What to work on:
Extract the whole listing as it stands. Do not include the pictures.

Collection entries
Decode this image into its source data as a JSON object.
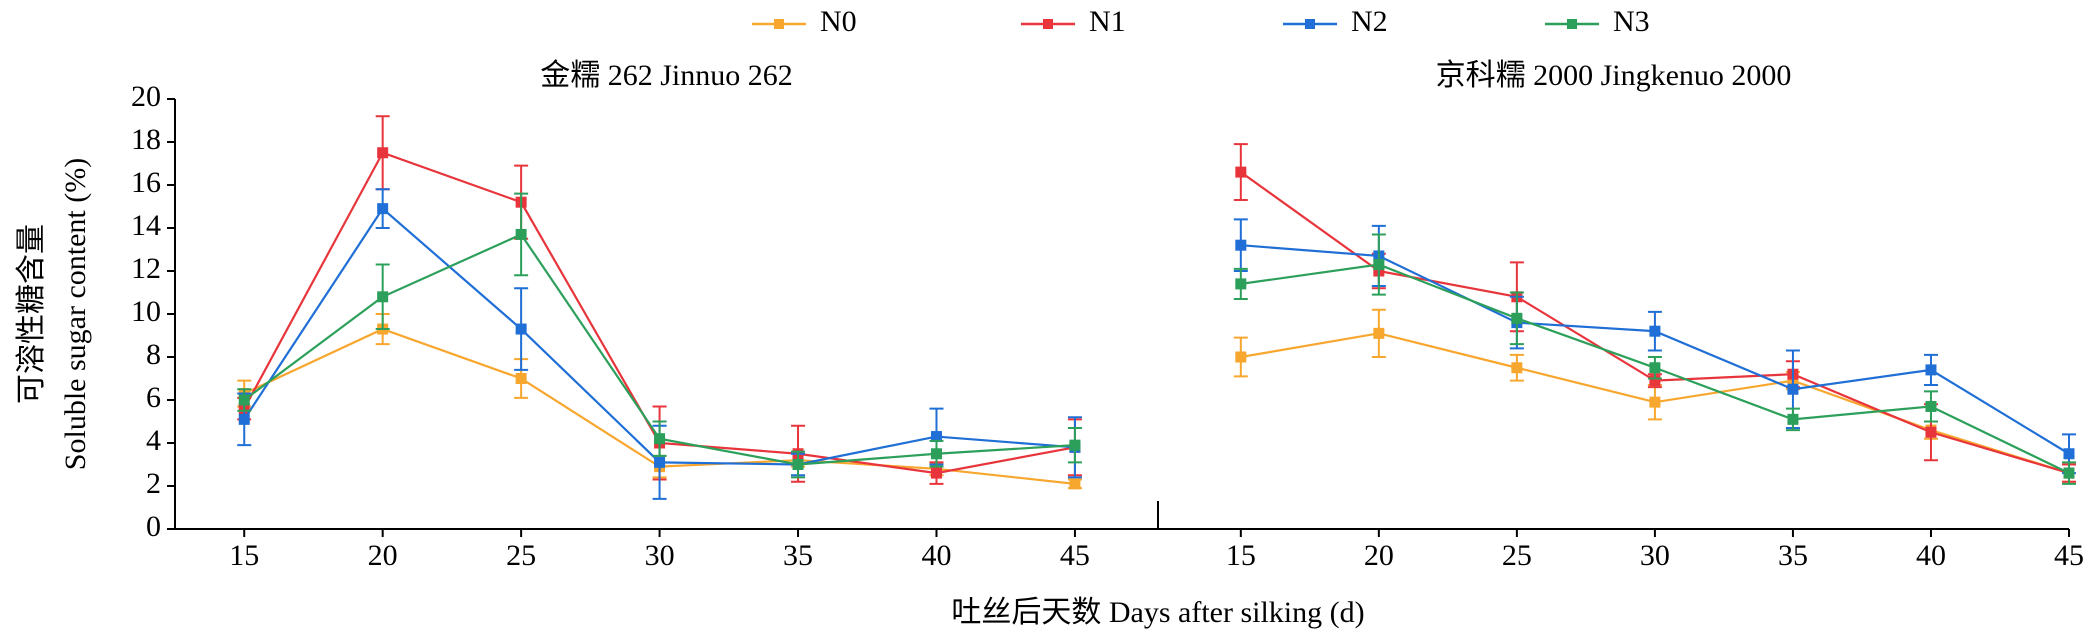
{
  "chart_data": [
    {
      "type": "line",
      "title": "金糯 262 Jinnuo 262",
      "ylabel": [
        "可溶性糖含量",
        "Soluble sugar content (%)"
      ],
      "xlabel": "吐丝后天数 Days after silking (d)",
      "x": [
        15,
        20,
        25,
        30,
        35,
        40,
        45
      ],
      "xlim": [
        12.5,
        48
      ],
      "xticks": [
        15,
        20,
        25,
        30,
        35,
        40,
        45
      ],
      "ylim": [
        0,
        20
      ],
      "yticks": [
        0,
        2,
        4,
        6,
        8,
        10,
        12,
        14,
        16,
        18,
        20
      ],
      "series": [
        {
          "name": "N0",
          "color": "#f7a62e",
          "values": [
            6.3,
            9.3,
            7.0,
            2.9,
            3.2,
            2.8,
            2.1
          ],
          "errors": [
            0.6,
            0.7,
            0.9,
            0.5,
            0.3,
            0.3,
            0.2
          ]
        },
        {
          "name": "N1",
          "color": "#e8343b",
          "values": [
            5.6,
            17.5,
            15.2,
            4.0,
            3.5,
            2.6,
            3.8
          ],
          "errors": [
            0.5,
            1.7,
            1.7,
            1.7,
            1.3,
            0.5,
            1.3
          ]
        },
        {
          "name": "N2",
          "color": "#1f6fd6",
          "values": [
            5.1,
            14.9,
            9.3,
            3.1,
            3.0,
            4.3,
            3.8
          ],
          "errors": [
            1.2,
            0.9,
            1.9,
            1.7,
            0.5,
            1.3,
            1.4
          ]
        },
        {
          "name": "N3",
          "color": "#2ca05a",
          "values": [
            6.0,
            10.8,
            13.7,
            4.2,
            3.0,
            3.5,
            3.9
          ],
          "errors": [
            0.5,
            1.5,
            1.9,
            0.8,
            0.6,
            0.6,
            0.8
          ]
        }
      ]
    },
    {
      "type": "line",
      "title": "京科糯 2000 Jingkenuo 2000",
      "x": [
        15,
        20,
        25,
        30,
        35,
        40,
        45
      ],
      "xlim": [
        12,
        45
      ],
      "xticks": [
        15,
        20,
        25,
        30,
        35,
        40,
        45
      ],
      "ylim": [
        0,
        20
      ],
      "series": [
        {
          "color": "#f7a62e",
          "values": [
            8.0,
            9.1,
            7.5,
            5.9,
            6.9,
            4.6,
            2.6
          ],
          "errors": [
            0.9,
            1.1,
            0.6,
            0.8,
            0.4,
            0.4,
            0.4
          ]
        },
        {
          "color": "#e8343b",
          "values": [
            16.6,
            12.0,
            10.8,
            6.9,
            7.2,
            4.5,
            2.6
          ],
          "errors": [
            1.3,
            0.8,
            1.6,
            0.3,
            0.6,
            1.3,
            0.4
          ]
        },
        {
          "color": "#1f6fd6",
          "values": [
            13.2,
            12.7,
            9.6,
            9.2,
            6.5,
            7.4,
            3.5
          ],
          "errors": [
            1.2,
            1.4,
            1.2,
            0.9,
            1.8,
            0.7,
            0.9
          ]
        },
        {
          "color": "#2ca05a",
          "values": [
            11.4,
            12.3,
            9.8,
            7.5,
            5.1,
            5.7,
            2.6
          ],
          "errors": [
            0.7,
            1.4,
            1.2,
            0.5,
            0.5,
            0.7,
            0.5
          ]
        }
      ]
    }
  ]
}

Finished answer:
Decode this image into its source data as a JSON object.
{
  "chart_data": [
    {
      "type": "line",
      "title": "金糯 262 Jinnuo 262",
      "ylabel": [
        "可溶性糖含量",
        "Soluble sugar content (%)"
      ],
      "xlabel": "吐丝后天数 Days after silking (d)",
      "x": [
        15,
        20,
        25,
        30,
        35,
        40,
        45
      ],
      "xlim": [
        12.5,
        48
      ],
      "xticks": [
        15,
        20,
        25,
        30,
        35,
        40,
        45
      ],
      "ylim": [
        0,
        20
      ],
      "yticks": [
        0,
        2,
        4,
        6,
        8,
        10,
        12,
        14,
        16,
        18,
        20
      ],
      "series": [
        {
          "name": "N0",
          "color": "#f7a62e",
          "values": [
            6.3,
            9.3,
            7.0,
            2.9,
            3.2,
            2.8,
            2.1
          ],
          "errors": [
            0.6,
            0.7,
            0.9,
            0.5,
            0.3,
            0.3,
            0.2
          ]
        },
        {
          "name": "N1",
          "color": "#e8343b",
          "values": [
            5.6,
            17.5,
            15.2,
            4.0,
            3.5,
            2.6,
            3.8
          ],
          "errors": [
            0.5,
            1.7,
            1.7,
            1.7,
            1.3,
            0.5,
            1.3
          ]
        },
        {
          "name": "N2",
          "color": "#1f6fd6",
          "values": [
            5.1,
            14.9,
            9.3,
            3.1,
            3.0,
            4.3,
            3.8
          ],
          "errors": [
            1.2,
            0.9,
            1.9,
            1.7,
            0.5,
            1.3,
            1.4
          ]
        },
        {
          "name": "N3",
          "color": "#2ca05a",
          "values": [
            6.0,
            10.8,
            13.7,
            4.2,
            3.0,
            3.5,
            3.9
          ],
          "errors": [
            0.5,
            1.5,
            1.9,
            0.8,
            0.6,
            0.6,
            0.8
          ]
        }
      ]
    },
    {
      "type": "line",
      "title": "京科糯 2000 Jingkenuo 2000",
      "x": [
        15,
        20,
        25,
        30,
        35,
        40,
        45
      ],
      "xlim": [
        12,
        45
      ],
      "xticks": [
        15,
        20,
        25,
        30,
        35,
        40,
        45
      ],
      "ylim": [
        0,
        20
      ],
      "series": [
        {
          "color": "#f7a62e",
          "values": [
            8.0,
            9.1,
            7.5,
            5.9,
            6.9,
            4.6,
            2.6
          ],
          "errors": [
            0.9,
            1.1,
            0.6,
            0.8,
            0.4,
            0.4,
            0.4
          ]
        },
        {
          "color": "#e8343b",
          "values": [
            16.6,
            12.0,
            10.8,
            6.9,
            7.2,
            4.5,
            2.6
          ],
          "errors": [
            1.3,
            0.8,
            1.6,
            0.3,
            0.6,
            1.3,
            0.4
          ]
        },
        {
          "color": "#1f6fd6",
          "values": [
            13.2,
            12.7,
            9.6,
            9.2,
            6.5,
            7.4,
            3.5
          ],
          "errors": [
            1.2,
            1.4,
            1.2,
            0.9,
            1.8,
            0.7,
            0.9
          ]
        },
        {
          "color": "#2ca05a",
          "values": [
            11.4,
            12.3,
            9.8,
            7.5,
            5.1,
            5.7,
            2.6
          ],
          "errors": [
            0.7,
            1.4,
            1.2,
            0.5,
            0.5,
            0.7,
            0.5
          ]
        }
      ]
    }
  ]
}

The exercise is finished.